**Work to complete:**
Only the pictures stay out; every record is to be quoted exactly.
╔══
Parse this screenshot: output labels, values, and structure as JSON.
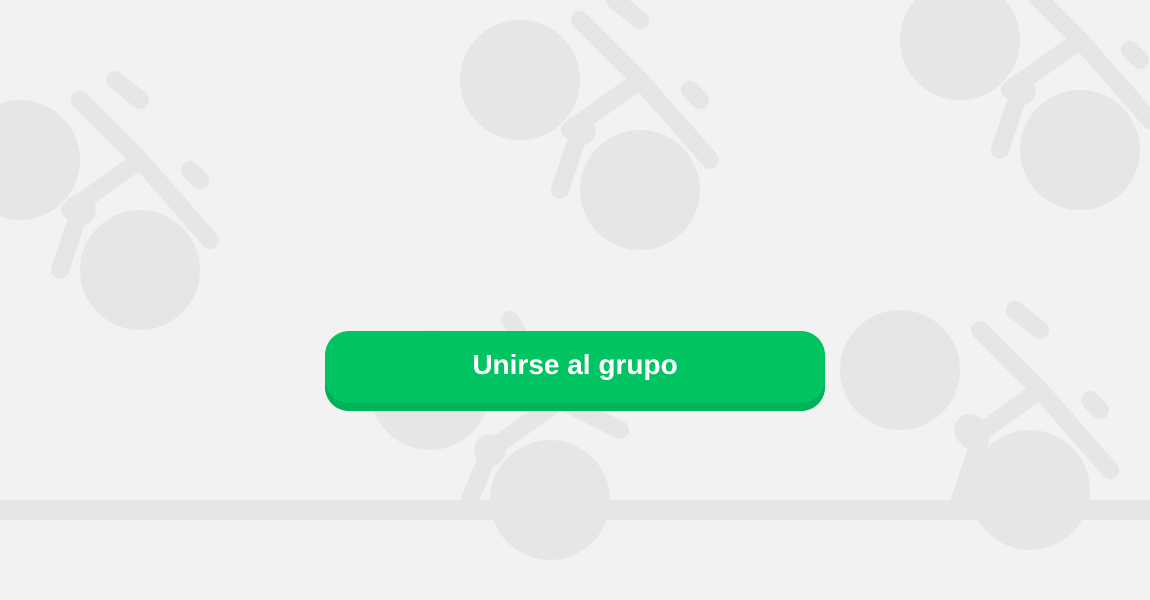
{
  "join_button": {
    "label": "Unirse al grupo"
  },
  "colors": {
    "background": "#f2f2f2",
    "pattern": "#e6e6e6",
    "button": "#00c462",
    "button_shadow": "#00b15a",
    "button_text": "#ffffff"
  },
  "background_pattern": {
    "icon": "bicycle-icon"
  }
}
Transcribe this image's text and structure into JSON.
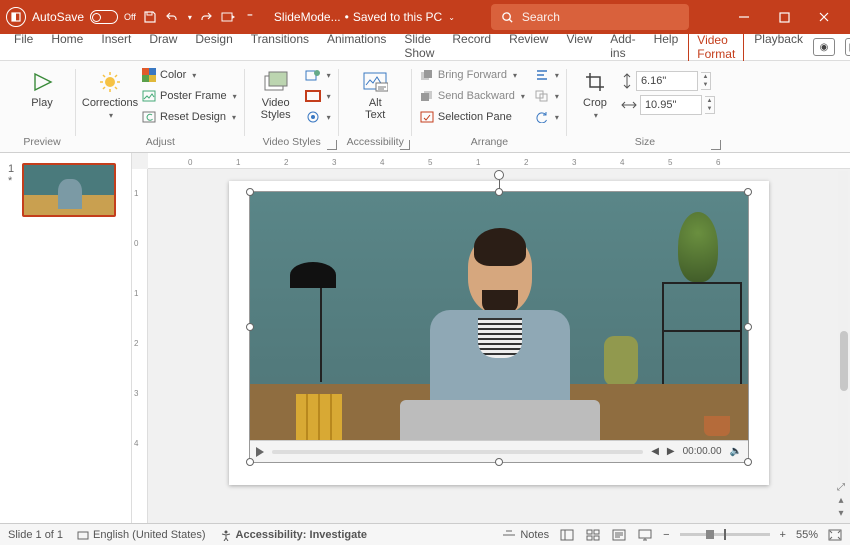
{
  "titlebar": {
    "autosave_label": "AutoSave",
    "autosave_state": "Off",
    "doc_name": "SlideMode...",
    "save_status": "Saved to this PC",
    "search_placeholder": "Search"
  },
  "tabs": {
    "items": [
      "File",
      "Home",
      "Insert",
      "Draw",
      "Design",
      "Transitions",
      "Animations",
      "Slide Show",
      "Record",
      "Review",
      "View",
      "Add-ins",
      "Help",
      "Video Format",
      "Playback"
    ],
    "active": "Video Format"
  },
  "ribbon": {
    "preview": {
      "play": "Play",
      "label": "Preview"
    },
    "adjust": {
      "corrections": "Corrections",
      "color": "Color",
      "poster_frame": "Poster Frame",
      "reset_design": "Reset Design",
      "label": "Adjust"
    },
    "video_styles": {
      "btn": "Video\nStyles",
      "label": "Video Styles"
    },
    "accessibility": {
      "alt_text": "Alt\nText",
      "label": "Accessibility"
    },
    "arrange": {
      "bring_forward": "Bring Forward",
      "send_backward": "Send Backward",
      "selection_pane": "Selection Pane",
      "label": "Arrange"
    },
    "size": {
      "crop": "Crop",
      "height": "6.16\"",
      "width": "10.95\"",
      "label": "Size"
    }
  },
  "ruler_h": [
    "0",
    "1",
    "2",
    "3",
    "4",
    "5",
    "1",
    "2",
    "3",
    "4",
    "5",
    "6"
  ],
  "ruler_v": [
    "1",
    "0",
    "1",
    "2",
    "3",
    "4"
  ],
  "slidepanel": {
    "slide_number": "1",
    "star": "*"
  },
  "video": {
    "time": "00:00.00"
  },
  "statusbar": {
    "slide": "Slide 1 of 1",
    "lang": "English (United States)",
    "accessibility": "Accessibility: Investigate",
    "notes": "Notes",
    "zoom": "55%"
  }
}
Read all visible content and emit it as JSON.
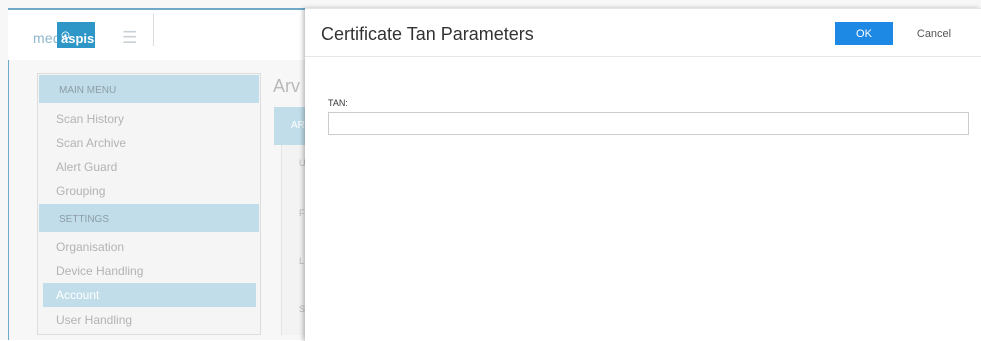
{
  "background": {
    "logo": {
      "med": "med",
      "aspis": "aspis"
    },
    "main_menu": {
      "header": "MAIN MENU",
      "items": [
        {
          "label": "Scan History"
        },
        {
          "label": "Scan Archive"
        },
        {
          "label": "Alert Guard"
        },
        {
          "label": "Grouping"
        }
      ]
    },
    "settings_menu": {
      "header": "SETTINGS",
      "items": [
        {
          "label": "Organisation"
        },
        {
          "label": "Device Handling"
        },
        {
          "label": "Account",
          "active": true
        },
        {
          "label": "User Handling"
        }
      ]
    },
    "page_heading": "Arv",
    "card_label": "AR",
    "card_letters": [
      "U",
      "F",
      "L",
      "S"
    ]
  },
  "modal": {
    "title": "Certificate Tan Parameters",
    "ok_label": "OK",
    "cancel_label": "Cancel",
    "tan": {
      "label": "TAN:",
      "value": "",
      "placeholder": ""
    }
  },
  "colors": {
    "primary_button": "#1e88e5",
    "menu_header_bg": "#c0dde9",
    "logo_blue": "#2f97c8"
  }
}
╚══
**Complete answer:**
Parse this screenshot: output labels, values, and structure as JSON.
{
  "join_button": {
    "label": "Unirse al grupo"
  },
  "colors": {
    "background": "#f2f2f2",
    "pattern": "#e6e6e6",
    "button": "#00c462",
    "button_shadow": "#00b15a",
    "button_text": "#ffffff"
  },
  "background_pattern": {
    "icon": "bicycle-icon"
  }
}
Transcribe this image's text and structure into JSON.
{
  "titlebar": {
    "autosave_label": "AutoSave",
    "autosave_state": "Off",
    "doc_name": "SlideMode...",
    "save_status": "Saved to this PC",
    "search_placeholder": "Search"
  },
  "tabs": {
    "items": [
      "File",
      "Home",
      "Insert",
      "Draw",
      "Design",
      "Transitions",
      "Animations",
      "Slide Show",
      "Record",
      "Review",
      "View",
      "Add-ins",
      "Help",
      "Video Format",
      "Playback"
    ],
    "active": "Video Format"
  },
  "ribbon": {
    "preview": {
      "play": "Play",
      "label": "Preview"
    },
    "adjust": {
      "corrections": "Corrections",
      "color": "Color",
      "poster_frame": "Poster Frame",
      "reset_design": "Reset Design",
      "label": "Adjust"
    },
    "video_styles": {
      "btn": "Video\nStyles",
      "label": "Video Styles"
    },
    "accessibility": {
      "alt_text": "Alt\nText",
      "label": "Accessibility"
    },
    "arrange": {
      "bring_forward": "Bring Forward",
      "send_backward": "Send Backward",
      "selection_pane": "Selection Pane",
      "label": "Arrange"
    },
    "size": {
      "crop": "Crop",
      "height": "6.16\"",
      "width": "10.95\"",
      "label": "Size"
    }
  },
  "ruler_h": [
    "0",
    "1",
    "2",
    "3",
    "4",
    "5",
    "1",
    "2",
    "3",
    "4",
    "5",
    "6"
  ],
  "ruler_v": [
    "1",
    "0",
    "1",
    "2",
    "3",
    "4"
  ],
  "slidepanel": {
    "slide_number": "1",
    "star": "*"
  },
  "video": {
    "time": "00:00.00"
  },
  "statusbar": {
    "slide": "Slide 1 of 1",
    "lang": "English (United States)",
    "accessibility": "Accessibility: Investigate",
    "notes": "Notes",
    "zoom": "55%"
  }
}
Read all visible content and emit it as JSON.
{
  "background": {
    "logo": {
      "med": "med",
      "aspis": "aspis"
    },
    "main_menu": {
      "header": "MAIN MENU",
      "items": [
        {
          "label": "Scan History"
        },
        {
          "label": "Scan Archive"
        },
        {
          "label": "Alert Guard"
        },
        {
          "label": "Grouping"
        }
      ]
    },
    "settings_menu": {
      "header": "SETTINGS",
      "items": [
        {
          "label": "Organisation"
        },
        {
          "label": "Device Handling"
        },
        {
          "label": "Account",
          "active": true
        },
        {
          "label": "User Handling"
        }
      ]
    },
    "page_heading": "Arv",
    "card_label": "AR",
    "card_letters": [
      "U",
      "F",
      "L",
      "S"
    ]
  },
  "modal": {
    "title": "Certificate Tan Parameters",
    "ok_label": "OK",
    "cancel_label": "Cancel",
    "tan": {
      "label": "TAN:",
      "value": "",
      "placeholder": ""
    }
  },
  "colors": {
    "primary_button": "#1e88e5",
    "menu_header_bg": "#c0dde9",
    "logo_blue": "#2f97c8"
  }
}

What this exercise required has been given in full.